Dataset rows
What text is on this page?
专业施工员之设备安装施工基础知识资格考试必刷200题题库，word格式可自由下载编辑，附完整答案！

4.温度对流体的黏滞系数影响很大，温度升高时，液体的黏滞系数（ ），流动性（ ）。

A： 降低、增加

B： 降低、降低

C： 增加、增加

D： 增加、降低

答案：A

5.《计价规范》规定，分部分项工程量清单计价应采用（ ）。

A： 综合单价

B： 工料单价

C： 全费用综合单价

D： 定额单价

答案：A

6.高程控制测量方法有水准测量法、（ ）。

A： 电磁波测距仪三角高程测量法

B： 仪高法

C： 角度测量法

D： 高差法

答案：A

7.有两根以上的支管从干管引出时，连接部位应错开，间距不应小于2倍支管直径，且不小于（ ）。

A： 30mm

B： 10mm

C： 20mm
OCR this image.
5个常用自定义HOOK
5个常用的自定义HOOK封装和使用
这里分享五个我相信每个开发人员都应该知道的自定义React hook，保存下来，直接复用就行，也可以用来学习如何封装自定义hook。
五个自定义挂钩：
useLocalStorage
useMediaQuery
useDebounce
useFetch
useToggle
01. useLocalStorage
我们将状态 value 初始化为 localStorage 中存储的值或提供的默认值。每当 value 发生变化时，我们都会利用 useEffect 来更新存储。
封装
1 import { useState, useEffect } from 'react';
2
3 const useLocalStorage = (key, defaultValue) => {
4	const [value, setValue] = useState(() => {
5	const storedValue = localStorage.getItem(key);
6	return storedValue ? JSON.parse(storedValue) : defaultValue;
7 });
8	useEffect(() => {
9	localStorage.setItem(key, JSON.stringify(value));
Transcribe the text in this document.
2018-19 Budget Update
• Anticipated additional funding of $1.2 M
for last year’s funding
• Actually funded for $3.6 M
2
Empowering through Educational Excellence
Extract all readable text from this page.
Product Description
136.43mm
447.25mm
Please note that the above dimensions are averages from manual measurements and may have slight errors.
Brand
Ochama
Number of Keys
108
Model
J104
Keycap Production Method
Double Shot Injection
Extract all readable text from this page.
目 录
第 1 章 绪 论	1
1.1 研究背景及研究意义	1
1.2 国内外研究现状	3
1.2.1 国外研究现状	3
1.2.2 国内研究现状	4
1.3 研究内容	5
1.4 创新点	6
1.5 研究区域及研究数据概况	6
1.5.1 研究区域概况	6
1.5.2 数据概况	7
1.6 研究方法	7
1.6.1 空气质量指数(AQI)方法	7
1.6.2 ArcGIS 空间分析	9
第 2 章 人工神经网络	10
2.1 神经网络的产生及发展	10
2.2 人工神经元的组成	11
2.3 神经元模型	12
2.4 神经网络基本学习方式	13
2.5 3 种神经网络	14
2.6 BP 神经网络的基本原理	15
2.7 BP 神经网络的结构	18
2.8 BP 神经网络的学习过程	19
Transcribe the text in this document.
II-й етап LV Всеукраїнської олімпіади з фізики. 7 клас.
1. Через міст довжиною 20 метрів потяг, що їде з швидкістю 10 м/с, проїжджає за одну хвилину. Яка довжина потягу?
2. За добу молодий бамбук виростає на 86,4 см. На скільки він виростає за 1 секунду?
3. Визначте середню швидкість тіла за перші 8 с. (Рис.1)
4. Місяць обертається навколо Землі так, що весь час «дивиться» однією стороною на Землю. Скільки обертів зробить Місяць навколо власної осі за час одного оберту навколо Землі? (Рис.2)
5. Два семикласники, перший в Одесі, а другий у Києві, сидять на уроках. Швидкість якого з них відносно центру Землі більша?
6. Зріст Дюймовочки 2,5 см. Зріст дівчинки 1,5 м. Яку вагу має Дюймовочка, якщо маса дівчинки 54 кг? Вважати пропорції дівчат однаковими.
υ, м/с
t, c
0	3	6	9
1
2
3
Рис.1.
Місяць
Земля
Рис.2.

Given request:
How many lines in the listing contain "storedValue"? Answer with the number alone.

Reply to the task:
2